▸ **Input**:
···
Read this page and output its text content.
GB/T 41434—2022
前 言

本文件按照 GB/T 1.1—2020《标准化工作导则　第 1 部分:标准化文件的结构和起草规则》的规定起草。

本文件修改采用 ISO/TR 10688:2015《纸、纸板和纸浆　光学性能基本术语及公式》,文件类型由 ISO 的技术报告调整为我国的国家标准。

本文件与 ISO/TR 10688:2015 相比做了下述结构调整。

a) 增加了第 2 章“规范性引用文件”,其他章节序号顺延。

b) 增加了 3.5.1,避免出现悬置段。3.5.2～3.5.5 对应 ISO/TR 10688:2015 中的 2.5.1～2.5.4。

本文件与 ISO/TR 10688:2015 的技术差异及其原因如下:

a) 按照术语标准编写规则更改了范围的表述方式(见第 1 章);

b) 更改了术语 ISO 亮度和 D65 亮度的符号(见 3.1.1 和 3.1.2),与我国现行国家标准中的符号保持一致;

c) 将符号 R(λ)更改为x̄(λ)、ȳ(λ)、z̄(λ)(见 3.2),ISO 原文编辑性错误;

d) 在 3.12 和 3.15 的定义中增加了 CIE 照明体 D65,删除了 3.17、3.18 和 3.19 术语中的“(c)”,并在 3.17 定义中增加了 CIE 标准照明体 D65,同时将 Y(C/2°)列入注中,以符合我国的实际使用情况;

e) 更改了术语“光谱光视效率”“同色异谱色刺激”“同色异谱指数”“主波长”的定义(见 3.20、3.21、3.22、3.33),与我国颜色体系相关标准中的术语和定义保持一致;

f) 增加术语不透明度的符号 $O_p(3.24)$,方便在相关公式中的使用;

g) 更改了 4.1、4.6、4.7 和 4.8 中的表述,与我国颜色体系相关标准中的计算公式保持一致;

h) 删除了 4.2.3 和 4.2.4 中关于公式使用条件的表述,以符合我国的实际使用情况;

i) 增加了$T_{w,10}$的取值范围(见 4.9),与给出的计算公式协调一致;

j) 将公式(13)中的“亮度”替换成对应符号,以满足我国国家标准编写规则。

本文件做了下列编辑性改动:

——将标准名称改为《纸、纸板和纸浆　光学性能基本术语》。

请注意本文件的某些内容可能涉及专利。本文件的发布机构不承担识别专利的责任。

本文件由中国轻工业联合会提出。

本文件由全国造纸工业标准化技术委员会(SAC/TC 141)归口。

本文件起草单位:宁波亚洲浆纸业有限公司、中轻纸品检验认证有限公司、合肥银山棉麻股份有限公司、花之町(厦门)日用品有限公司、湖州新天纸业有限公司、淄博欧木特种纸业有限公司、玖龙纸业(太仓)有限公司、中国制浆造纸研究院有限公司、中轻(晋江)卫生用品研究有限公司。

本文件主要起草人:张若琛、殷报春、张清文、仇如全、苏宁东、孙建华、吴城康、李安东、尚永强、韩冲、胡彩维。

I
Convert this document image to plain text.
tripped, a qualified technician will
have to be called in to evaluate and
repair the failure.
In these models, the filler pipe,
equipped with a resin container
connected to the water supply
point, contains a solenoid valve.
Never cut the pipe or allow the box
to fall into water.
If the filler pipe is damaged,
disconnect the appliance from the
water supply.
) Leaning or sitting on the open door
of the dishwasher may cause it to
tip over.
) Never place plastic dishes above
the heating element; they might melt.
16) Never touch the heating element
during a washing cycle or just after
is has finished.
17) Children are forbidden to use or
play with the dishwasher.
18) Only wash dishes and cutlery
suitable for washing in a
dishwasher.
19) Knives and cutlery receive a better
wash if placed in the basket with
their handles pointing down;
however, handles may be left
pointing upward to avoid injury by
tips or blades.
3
···
▸ **Problem requirements**:
Restate each record word for word.

▸ **Full solution**:
Read this page and output its text content.
GB/T 41434—2022
前 言

本文件按照 GB/T 1.1—2020《标准化工作导则　第 1 部分:标准化文件的结构和起草规则》的规定起草。

本文件修改采用 ISO/TR 10688:2015《纸、纸板和纸浆　光学性能基本术语及公式》,文件类型由 ISO 的技术报告调整为我国的国家标准。

本文件与 ISO/TR 10688:2015 相比做了下述结构调整。

a) 增加了第 2 章“规范性引用文件”,其他章节序号顺延。

b) 增加了 3.5.1,避免出现悬置段。3.5.2～3.5.5 对应 ISO/TR 10688:2015 中的 2.5.1～2.5.4。

本文件与 ISO/TR 10688:2015 的技术差异及其原因如下:

a) 按照术语标准编写规则更改了范围的表述方式(见第 1 章);

b) 更改了术语 ISO 亮度和 D65 亮度的符号(见 3.1.1 和 3.1.2),与我国现行国家标准中的符号保持一致;

c) 将符号 R(λ)更改为x̄(λ)、ȳ(λ)、z̄(λ)(见 3.2),ISO 原文编辑性错误;

d) 在 3.12 和 3.15 的定义中增加了 CIE 照明体 D65,删除了 3.17、3.18 和 3.19 术语中的“(c)”,并在 3.17 定义中增加了 CIE 标准照明体 D65,同时将 Y(C/2°)列入注中,以符合我国的实际使用情况;

e) 更改了术语“光谱光视效率”“同色异谱色刺激”“同色异谱指数”“主波长”的定义(见 3.20、3.21、3.22、3.33),与我国颜色体系相关标准中的术语和定义保持一致;

f) 增加术语不透明度的符号 $O_p(3.24)$,方便在相关公式中的使用;

g) 更改了 4.1、4.6、4.7 和 4.8 中的表述,与我国颜色体系相关标准中的计算公式保持一致;

h) 删除了 4.2.3 和 4.2.4 中关于公式使用条件的表述,以符合我国的实际使用情况;

i) 增加了$T_{w,10}$的取值范围(见 4.9),与给出的计算公式协调一致;

j) 将公式(13)中的“亮度”替换成对应符号,以满足我国国家标准编写规则。

本文件做了下列编辑性改动:

——将标准名称改为《纸、纸板和纸浆　光学性能基本术语》。

请注意本文件的某些内容可能涉及专利。本文件的发布机构不承担识别专利的责任。

本文件由中国轻工业联合会提出。

本文件由全国造纸工业标准化技术委员会(SAC/TC 141)归口。

本文件起草单位:宁波亚洲浆纸业有限公司、中轻纸品检验认证有限公司、合肥银山棉麻股份有限公司、花之町(厦门)日用品有限公司、湖州新天纸业有限公司、淄博欧木特种纸业有限公司、玖龙纸业(太仓)有限公司、中国制浆造纸研究院有限公司、中轻(晋江)卫生用品研究有限公司。

本文件主要起草人:张若琛、殷报春、张清文、仇如全、苏宁东、孙建华、吴城康、李安东、尚永强、韩冲、胡彩维。

I
Convert this document image to plain text.
tripped, a qualified technician will
have to be called in to evaluate and
repair the failure.
In these models, the filler pipe,
equipped with a resin container
connected to the water supply
point, contains a solenoid valve.
Never cut the pipe or allow the box
to fall into water.
If the filler pipe is damaged,
disconnect the appliance from the
water supply.
) Leaning or sitting on the open door
of the dishwasher may cause it to
tip over.
) Never place plastic dishes above
the heating element; they might melt.
16) Never touch the heating element
during a washing cycle or just after
is has finished.
17) Children are forbidden to use or
play with the dishwasher.
18) Only wash dishes and cutlery
suitable for washing in a
dishwasher.
19) Knives and cutlery receive a better
wash if placed in the basket with
their handles pointing down;
however, handles may be left
pointing upward to avoid injury by
tips or blades.
3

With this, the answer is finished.